EXERCISE PROMPT
Reproduce every entry below precisely; do not include the pictures.

DATA EXTRACT
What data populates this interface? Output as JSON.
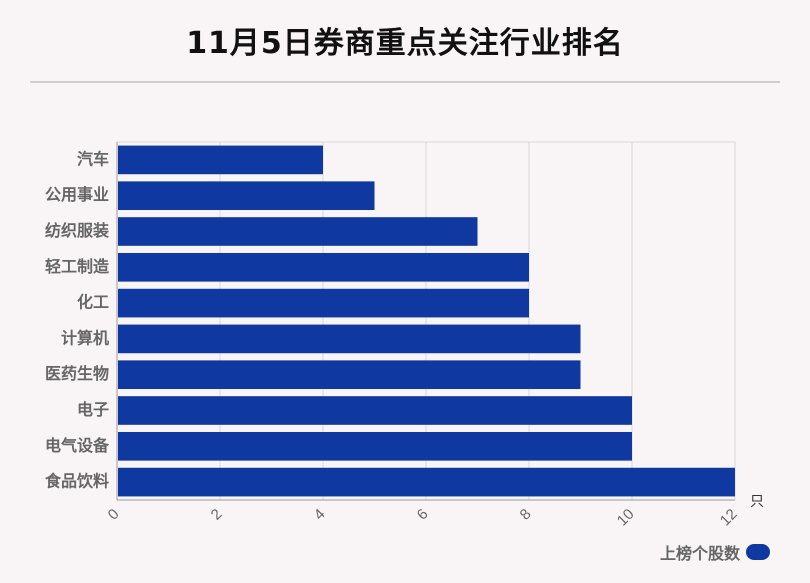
{
  "title": "11月5日券商重点关注行业排名",
  "colors": {
    "bar": "#0f38a0",
    "axis_text": "#666666",
    "grid": "#d6d6d6",
    "axis_line": "#999999"
  },
  "chart_data": {
    "type": "bar",
    "orientation": "horizontal",
    "title": "11月5日券商重点关注行业排名",
    "categories": [
      "汽车",
      "公用事业",
      "纺织服装",
      "轻工制造",
      "化工",
      "计算机",
      "医药生物",
      "电子",
      "电气设备",
      "食品饮料"
    ],
    "series": [
      {
        "name": "上榜个股数",
        "values": [
          4,
          5,
          7,
          8,
          8,
          9,
          9,
          10,
          10,
          12
        ]
      }
    ],
    "x_ticks": [
      "0",
      "2",
      "4",
      "6",
      "8",
      "10",
      "12"
    ],
    "x_unit": "只",
    "xlim": [
      0,
      12
    ],
    "grid": true,
    "legend_position": "bottom-right"
  }
}
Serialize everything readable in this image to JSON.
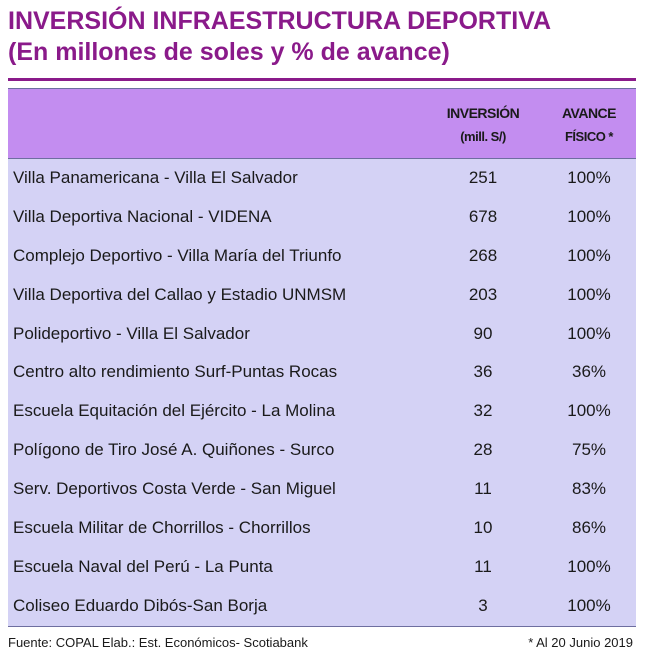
{
  "title": {
    "line1": "INVERSIÓN INFRAESTRUCTURA DEPORTIVA",
    "line2": "(En millones de soles y % de avance)"
  },
  "colors": {
    "title": "#8a1a8a",
    "header_bg": "#c38df0",
    "table_bg": "#d4d2f5"
  },
  "table": {
    "headers": {
      "inversion": "INVERSIÓN",
      "inversion_unit": "(mill. S/)",
      "avance": "AVANCE",
      "avance_sub": "FÍSICO *"
    },
    "rows": [
      {
        "name": "Villa Panamericana - Villa El Salvador",
        "inversion": "251",
        "avance": "100%"
      },
      {
        "name": "Villa Deportiva Nacional - VIDENA",
        "inversion": "678",
        "avance": "100%"
      },
      {
        "name": "Complejo Deportivo - Villa María del Triunfo",
        "inversion": "268",
        "avance": "100%"
      },
      {
        "name": "Villa Deportiva del Callao y Estadio UNMSM",
        "inversion": "203",
        "avance": "100%"
      },
      {
        "name": "Polideportivo - Villa El Salvador",
        "inversion": "90",
        "avance": "100%"
      },
      {
        "name": "Centro alto rendimiento Surf-Puntas Rocas",
        "inversion": "36",
        "avance": "36%"
      },
      {
        "name": "Escuela Equitación del Ejército - La Molina",
        "inversion": "32",
        "avance": "100%"
      },
      {
        "name": "Polígono de Tiro José A. Quiñones - Surco",
        "inversion": "28",
        "avance": "75%"
      },
      {
        "name": "Serv. Deportivos Costa Verde - San Miguel",
        "inversion": "11",
        "avance": "83%"
      },
      {
        "name": "Escuela Militar de Chorrillos - Chorrillos",
        "inversion": "10",
        "avance": "86%"
      },
      {
        "name": "Escuela Naval del Perú - La Punta",
        "inversion": "11",
        "avance": "100%"
      },
      {
        "name": "Coliseo Eduardo Dibós-San Borja",
        "inversion": "3",
        "avance": "100%"
      }
    ]
  },
  "footer": {
    "source": "Fuente: COPAL  Elab.: Est. Económicos- Scotiabank",
    "note": "* Al 20 Junio 2019"
  }
}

WRITTEN ANSWER
What data populates this interface? Output as JSON.
{
  "title": "11月5日券商重点关注行业排名",
  "colors": {
    "bar": "#0f38a0",
    "axis_text": "#666666",
    "grid": "#d6d6d6",
    "axis_line": "#999999"
  },
  "chart_data": {
    "type": "bar",
    "orientation": "horizontal",
    "title": "11月5日券商重点关注行业排名",
    "categories": [
      "汽车",
      "公用事业",
      "纺织服装",
      "轻工制造",
      "化工",
      "计算机",
      "医药生物",
      "电子",
      "电气设备",
      "食品饮料"
    ],
    "series": [
      {
        "name": "上榜个股数",
        "values": [
          4,
          5,
          7,
          8,
          8,
          9,
          9,
          10,
          10,
          12
        ]
      }
    ],
    "x_ticks": [
      "0",
      "2",
      "4",
      "6",
      "8",
      "10",
      "12"
    ],
    "x_unit": "只",
    "xlim": [
      0,
      12
    ],
    "grid": true,
    "legend_position": "bottom-right"
  }
}
Serialize everything readable in this image to JSON.
{
  "title": {
    "line1": "INVERSIÓN INFRAESTRUCTURA DEPORTIVA",
    "line2": "(En millones de soles y % de avance)"
  },
  "colors": {
    "title": "#8a1a8a",
    "header_bg": "#c38df0",
    "table_bg": "#d4d2f5"
  },
  "table": {
    "headers": {
      "inversion": "INVERSIÓN",
      "inversion_unit": "(mill. S/)",
      "avance": "AVANCE",
      "avance_sub": "FÍSICO *"
    },
    "rows": [
      {
        "name": "Villa Panamericana - Villa El Salvador",
        "inversion": "251",
        "avance": "100%"
      },
      {
        "name": "Villa Deportiva Nacional - VIDENA",
        "inversion": "678",
        "avance": "100%"
      },
      {
        "name": "Complejo Deportivo - Villa María del Triunfo",
        "inversion": "268",
        "avance": "100%"
      },
      {
        "name": "Villa Deportiva del Callao y Estadio UNMSM",
        "inversion": "203",
        "avance": "100%"
      },
      {
        "name": "Polideportivo - Villa El Salvador",
        "inversion": "90",
        "avance": "100%"
      },
      {
        "name": "Centro alto rendimiento Surf-Puntas Rocas",
        "inversion": "36",
        "avance": "36%"
      },
      {
        "name": "Escuela Equitación del Ejército - La Molina",
        "inversion": "32",
        "avance": "100%"
      },
      {
        "name": "Polígono de Tiro José A. Quiñones - Surco",
        "inversion": "28",
        "avance": "75%"
      },
      {
        "name": "Serv. Deportivos Costa Verde - San Miguel",
        "inversion": "11",
        "avance": "83%"
      },
      {
        "name": "Escuela Militar de Chorrillos - Chorrillos",
        "inversion": "10",
        "avance": "86%"
      },
      {
        "name": "Escuela Naval del Perú - La Punta",
        "inversion": "11",
        "avance": "100%"
      },
      {
        "name": "Coliseo Eduardo Dibós-San Borja",
        "inversion": "3",
        "avance": "100%"
      }
    ]
  },
  "footer": {
    "source": "Fuente: COPAL  Elab.: Est. Económicos- Scotiabank",
    "note": "* Al 20 Junio 2019"
  }
}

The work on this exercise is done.